[Begin INPUT FOR THIS TASK]

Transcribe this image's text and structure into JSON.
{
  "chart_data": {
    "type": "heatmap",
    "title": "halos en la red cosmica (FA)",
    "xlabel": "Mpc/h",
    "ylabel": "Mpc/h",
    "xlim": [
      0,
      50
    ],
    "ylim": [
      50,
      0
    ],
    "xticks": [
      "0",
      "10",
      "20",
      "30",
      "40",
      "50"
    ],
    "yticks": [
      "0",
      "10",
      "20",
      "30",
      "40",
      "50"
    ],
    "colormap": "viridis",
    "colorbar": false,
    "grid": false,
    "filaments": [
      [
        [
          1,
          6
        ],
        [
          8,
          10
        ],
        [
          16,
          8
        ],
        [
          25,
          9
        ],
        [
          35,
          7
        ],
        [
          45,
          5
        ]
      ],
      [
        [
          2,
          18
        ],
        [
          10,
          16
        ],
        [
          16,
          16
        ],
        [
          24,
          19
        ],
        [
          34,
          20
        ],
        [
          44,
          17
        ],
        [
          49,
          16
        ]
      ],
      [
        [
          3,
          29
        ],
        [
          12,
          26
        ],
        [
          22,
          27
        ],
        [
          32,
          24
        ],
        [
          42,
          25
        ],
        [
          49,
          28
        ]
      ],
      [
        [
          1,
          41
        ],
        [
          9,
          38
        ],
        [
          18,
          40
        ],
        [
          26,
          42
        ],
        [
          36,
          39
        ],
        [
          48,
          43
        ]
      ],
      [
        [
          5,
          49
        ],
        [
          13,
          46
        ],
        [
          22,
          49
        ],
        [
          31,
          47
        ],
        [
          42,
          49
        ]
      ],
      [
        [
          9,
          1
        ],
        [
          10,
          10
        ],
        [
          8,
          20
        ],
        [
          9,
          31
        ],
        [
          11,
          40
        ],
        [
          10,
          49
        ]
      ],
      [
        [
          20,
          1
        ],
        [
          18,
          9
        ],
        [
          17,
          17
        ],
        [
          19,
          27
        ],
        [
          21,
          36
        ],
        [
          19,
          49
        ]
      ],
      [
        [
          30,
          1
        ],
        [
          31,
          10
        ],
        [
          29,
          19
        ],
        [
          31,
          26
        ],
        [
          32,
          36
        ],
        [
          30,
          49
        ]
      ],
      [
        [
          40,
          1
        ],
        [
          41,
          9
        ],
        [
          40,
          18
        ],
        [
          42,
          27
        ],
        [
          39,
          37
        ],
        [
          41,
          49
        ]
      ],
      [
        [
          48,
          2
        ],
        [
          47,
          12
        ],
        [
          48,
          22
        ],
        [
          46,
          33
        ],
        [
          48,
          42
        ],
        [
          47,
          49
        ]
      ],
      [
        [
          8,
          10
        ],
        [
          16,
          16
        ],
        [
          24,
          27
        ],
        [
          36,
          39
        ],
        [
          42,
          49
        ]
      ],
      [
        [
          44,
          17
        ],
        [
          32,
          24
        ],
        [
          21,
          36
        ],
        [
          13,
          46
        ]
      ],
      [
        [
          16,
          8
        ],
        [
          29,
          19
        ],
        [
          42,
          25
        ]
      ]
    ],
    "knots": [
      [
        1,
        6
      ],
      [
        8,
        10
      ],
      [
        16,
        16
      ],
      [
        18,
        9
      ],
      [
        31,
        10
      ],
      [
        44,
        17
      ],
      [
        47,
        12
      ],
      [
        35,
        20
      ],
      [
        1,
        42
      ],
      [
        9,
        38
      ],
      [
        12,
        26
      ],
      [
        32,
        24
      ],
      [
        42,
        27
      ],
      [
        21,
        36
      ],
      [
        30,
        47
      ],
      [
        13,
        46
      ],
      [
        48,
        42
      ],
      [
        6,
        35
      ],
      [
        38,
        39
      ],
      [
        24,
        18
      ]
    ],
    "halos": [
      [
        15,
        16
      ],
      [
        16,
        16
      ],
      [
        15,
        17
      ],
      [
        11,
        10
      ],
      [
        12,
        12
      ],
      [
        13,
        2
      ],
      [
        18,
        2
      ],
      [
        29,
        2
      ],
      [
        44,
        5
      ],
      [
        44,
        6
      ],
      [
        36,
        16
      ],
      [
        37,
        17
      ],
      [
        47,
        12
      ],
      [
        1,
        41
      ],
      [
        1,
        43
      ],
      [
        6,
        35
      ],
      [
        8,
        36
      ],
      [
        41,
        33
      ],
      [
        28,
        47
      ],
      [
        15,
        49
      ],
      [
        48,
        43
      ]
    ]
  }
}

[End INPUT FOR THIS TASK]

▸ TASK TO CARRY OUT: Would you write down every record again, exactly?

▸ ANSWER TO THE EXERCISE:
Transcribe this image's text and structure into JSON.
{
  "chart_data": {
    "type": "heatmap",
    "title": "halos en la red cosmica (FA)",
    "xlabel": "Mpc/h",
    "ylabel": "Mpc/h",
    "xlim": [
      0,
      50
    ],
    "ylim": [
      50,
      0
    ],
    "xticks": [
      "0",
      "10",
      "20",
      "30",
      "40",
      "50"
    ],
    "yticks": [
      "0",
      "10",
      "20",
      "30",
      "40",
      "50"
    ],
    "colormap": "viridis",
    "colorbar": false,
    "grid": false,
    "filaments": [
      [
        [
          1,
          6
        ],
        [
          8,
          10
        ],
        [
          16,
          8
        ],
        [
          25,
          9
        ],
        [
          35,
          7
        ],
        [
          45,
          5
        ]
      ],
      [
        [
          2,
          18
        ],
        [
          10,
          16
        ],
        [
          16,
          16
        ],
        [
          24,
          19
        ],
        [
          34,
          20
        ],
        [
          44,
          17
        ],
        [
          49,
          16
        ]
      ],
      [
        [
          3,
          29
        ],
        [
          12,
          26
        ],
        [
          22,
          27
        ],
        [
          32,
          24
        ],
        [
          42,
          25
        ],
        [
          49,
          28
        ]
      ],
      [
        [
          1,
          41
        ],
        [
          9,
          38
        ],
        [
          18,
          40
        ],
        [
          26,
          42
        ],
        [
          36,
          39
        ],
        [
          48,
          43
        ]
      ],
      [
        [
          5,
          49
        ],
        [
          13,
          46
        ],
        [
          22,
          49
        ],
        [
          31,
          47
        ],
        [
          42,
          49
        ]
      ],
      [
        [
          9,
          1
        ],
        [
          10,
          10
        ],
        [
          8,
          20
        ],
        [
          9,
          31
        ],
        [
          11,
          40
        ],
        [
          10,
          49
        ]
      ],
      [
        [
          20,
          1
        ],
        [
          18,
          9
        ],
        [
          17,
          17
        ],
        [
          19,
          27
        ],
        [
          21,
          36
        ],
        [
          19,
          49
        ]
      ],
      [
        [
          30,
          1
        ],
        [
          31,
          10
        ],
        [
          29,
          19
        ],
        [
          31,
          26
        ],
        [
          32,
          36
        ],
        [
          30,
          49
        ]
      ],
      [
        [
          40,
          1
        ],
        [
          41,
          9
        ],
        [
          40,
          18
        ],
        [
          42,
          27
        ],
        [
          39,
          37
        ],
        [
          41,
          49
        ]
      ],
      [
        [
          48,
          2
        ],
        [
          47,
          12
        ],
        [
          48,
          22
        ],
        [
          46,
          33
        ],
        [
          48,
          42
        ],
        [
          47,
          49
        ]
      ],
      [
        [
          8,
          10
        ],
        [
          16,
          16
        ],
        [
          24,
          27
        ],
        [
          36,
          39
        ],
        [
          42,
          49
        ]
      ],
      [
        [
          44,
          17
        ],
        [
          32,
          24
        ],
        [
          21,
          36
        ],
        [
          13,
          46
        ]
      ],
      [
        [
          16,
          8
        ],
        [
          29,
          19
        ],
        [
          42,
          25
        ]
      ]
    ],
    "knots": [
      [
        1,
        6
      ],
      [
        8,
        10
      ],
      [
        16,
        16
      ],
      [
        18,
        9
      ],
      [
        31,
        10
      ],
      [
        44,
        17
      ],
      [
        47,
        12
      ],
      [
        35,
        20
      ],
      [
        1,
        42
      ],
      [
        9,
        38
      ],
      [
        12,
        26
      ],
      [
        32,
        24
      ],
      [
        42,
        27
      ],
      [
        21,
        36
      ],
      [
        30,
        47
      ],
      [
        13,
        46
      ],
      [
        48,
        42
      ],
      [
        6,
        35
      ],
      [
        38,
        39
      ],
      [
        24,
        18
      ]
    ],
    "halos": [
      [
        15,
        16
      ],
      [
        16,
        16
      ],
      [
        15,
        17
      ],
      [
        11,
        10
      ],
      [
        12,
        12
      ],
      [
        13,
        2
      ],
      [
        18,
        2
      ],
      [
        29,
        2
      ],
      [
        44,
        5
      ],
      [
        44,
        6
      ],
      [
        36,
        16
      ],
      [
        37,
        17
      ],
      [
        47,
        12
      ],
      [
        1,
        41
      ],
      [
        1,
        43
      ],
      [
        6,
        35
      ],
      [
        8,
        36
      ],
      [
        41,
        33
      ],
      [
        28,
        47
      ],
      [
        15,
        49
      ],
      [
        48,
        43
      ]
    ]
  }
}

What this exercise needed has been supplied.